### Direction
Write out all the entries word for word, but skip any images.

------ Records supplied ------

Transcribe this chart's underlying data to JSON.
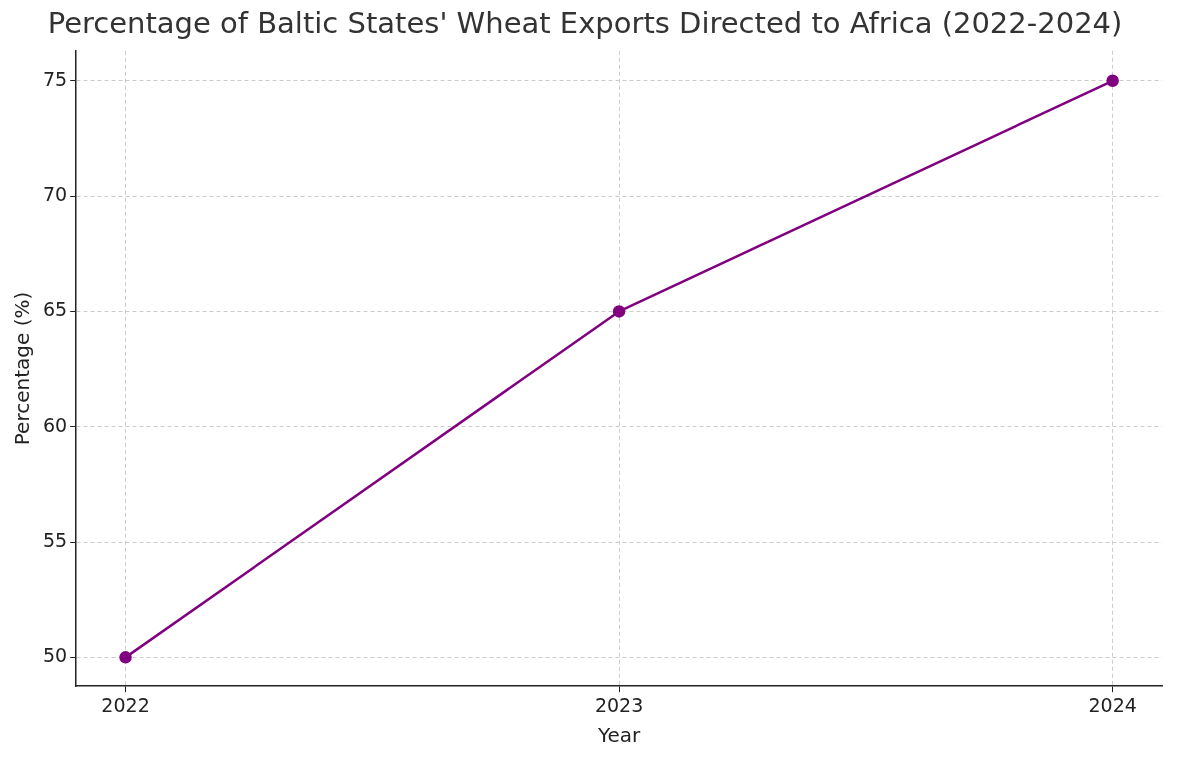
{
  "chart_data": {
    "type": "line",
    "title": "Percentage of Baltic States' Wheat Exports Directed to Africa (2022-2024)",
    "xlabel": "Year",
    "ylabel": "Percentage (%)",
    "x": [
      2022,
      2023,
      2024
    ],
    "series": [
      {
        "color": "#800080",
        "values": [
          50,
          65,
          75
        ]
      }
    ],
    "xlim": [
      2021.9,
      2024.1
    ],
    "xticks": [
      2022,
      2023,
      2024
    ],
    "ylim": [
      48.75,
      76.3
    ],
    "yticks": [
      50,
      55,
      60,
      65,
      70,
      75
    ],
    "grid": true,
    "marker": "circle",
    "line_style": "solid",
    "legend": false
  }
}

------

### The output
Transcribe this chart's underlying data to JSON.
{
  "chart_data": {
    "type": "line",
    "title": "Percentage of Baltic States' Wheat Exports Directed to Africa (2022-2024)",
    "xlabel": "Year",
    "ylabel": "Percentage (%)",
    "x": [
      2022,
      2023,
      2024
    ],
    "series": [
      {
        "color": "#800080",
        "values": [
          50,
          65,
          75
        ]
      }
    ],
    "xlim": [
      2021.9,
      2024.1
    ],
    "xticks": [
      2022,
      2023,
      2024
    ],
    "ylim": [
      48.75,
      76.3
    ],
    "yticks": [
      50,
      55,
      60,
      65,
      70,
      75
    ],
    "grid": true,
    "marker": "circle",
    "line_style": "solid",
    "legend": false
  }
}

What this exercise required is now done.